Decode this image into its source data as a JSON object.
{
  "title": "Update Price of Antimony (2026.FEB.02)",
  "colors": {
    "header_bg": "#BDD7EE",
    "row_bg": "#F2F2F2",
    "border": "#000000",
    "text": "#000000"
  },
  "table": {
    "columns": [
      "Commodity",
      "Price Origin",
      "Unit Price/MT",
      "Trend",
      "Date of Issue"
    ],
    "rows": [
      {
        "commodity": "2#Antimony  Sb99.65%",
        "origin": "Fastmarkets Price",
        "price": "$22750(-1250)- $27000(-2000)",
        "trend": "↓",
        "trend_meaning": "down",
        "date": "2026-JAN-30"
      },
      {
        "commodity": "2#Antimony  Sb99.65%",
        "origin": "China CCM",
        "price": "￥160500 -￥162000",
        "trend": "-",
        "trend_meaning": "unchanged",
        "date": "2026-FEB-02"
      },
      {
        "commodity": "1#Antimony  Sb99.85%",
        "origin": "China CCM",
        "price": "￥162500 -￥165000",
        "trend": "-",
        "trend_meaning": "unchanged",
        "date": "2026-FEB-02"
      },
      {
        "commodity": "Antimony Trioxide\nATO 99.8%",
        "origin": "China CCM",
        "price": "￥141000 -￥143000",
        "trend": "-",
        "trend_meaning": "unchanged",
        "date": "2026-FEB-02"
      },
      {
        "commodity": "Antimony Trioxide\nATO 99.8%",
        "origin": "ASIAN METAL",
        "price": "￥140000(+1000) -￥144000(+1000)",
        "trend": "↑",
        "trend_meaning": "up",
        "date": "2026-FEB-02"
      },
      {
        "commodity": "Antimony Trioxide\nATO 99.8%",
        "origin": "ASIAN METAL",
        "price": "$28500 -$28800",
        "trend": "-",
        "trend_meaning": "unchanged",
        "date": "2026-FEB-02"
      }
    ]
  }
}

- [WORK INSTRUCTIONS]: All of the data needs to be printed once more, exactly.

- [THE COMPLETED TASK]:
Decode this image into its source data as a JSON object.
{
  "title": "Update Price of Antimony (2026.FEB.02)",
  "colors": {
    "header_bg": "#BDD7EE",
    "row_bg": "#F2F2F2",
    "border": "#000000",
    "text": "#000000"
  },
  "table": {
    "columns": [
      "Commodity",
      "Price Origin",
      "Unit Price/MT",
      "Trend",
      "Date of Issue"
    ],
    "rows": [
      {
        "commodity": "2#Antimony  Sb99.65%",
        "origin": "Fastmarkets Price",
        "price": "$22750(-1250)- $27000(-2000)",
        "trend": "↓",
        "trend_meaning": "down",
        "date": "2026-JAN-30"
      },
      {
        "commodity": "2#Antimony  Sb99.65%",
        "origin": "China CCM",
        "price": "￥160500 -￥162000",
        "trend": "-",
        "trend_meaning": "unchanged",
        "date": "2026-FEB-02"
      },
      {
        "commodity": "1#Antimony  Sb99.85%",
        "origin": "China CCM",
        "price": "￥162500 -￥165000",
        "trend": "-",
        "trend_meaning": "unchanged",
        "date": "2026-FEB-02"
      },
      {
        "commodity": "Antimony Trioxide\nATO 99.8%",
        "origin": "China CCM",
        "price": "￥141000 -￥143000",
        "trend": "-",
        "trend_meaning": "unchanged",
        "date": "2026-FEB-02"
      },
      {
        "commodity": "Antimony Trioxide\nATO 99.8%",
        "origin": "ASIAN METAL",
        "price": "￥140000(+1000) -￥144000(+1000)",
        "trend": "↑",
        "trend_meaning": "up",
        "date": "2026-FEB-02"
      },
      {
        "commodity": "Antimony Trioxide\nATO 99.8%",
        "origin": "ASIAN METAL",
        "price": "$28500 -$28800",
        "trend": "-",
        "trend_meaning": "unchanged",
        "date": "2026-FEB-02"
      }
    ]
  }
}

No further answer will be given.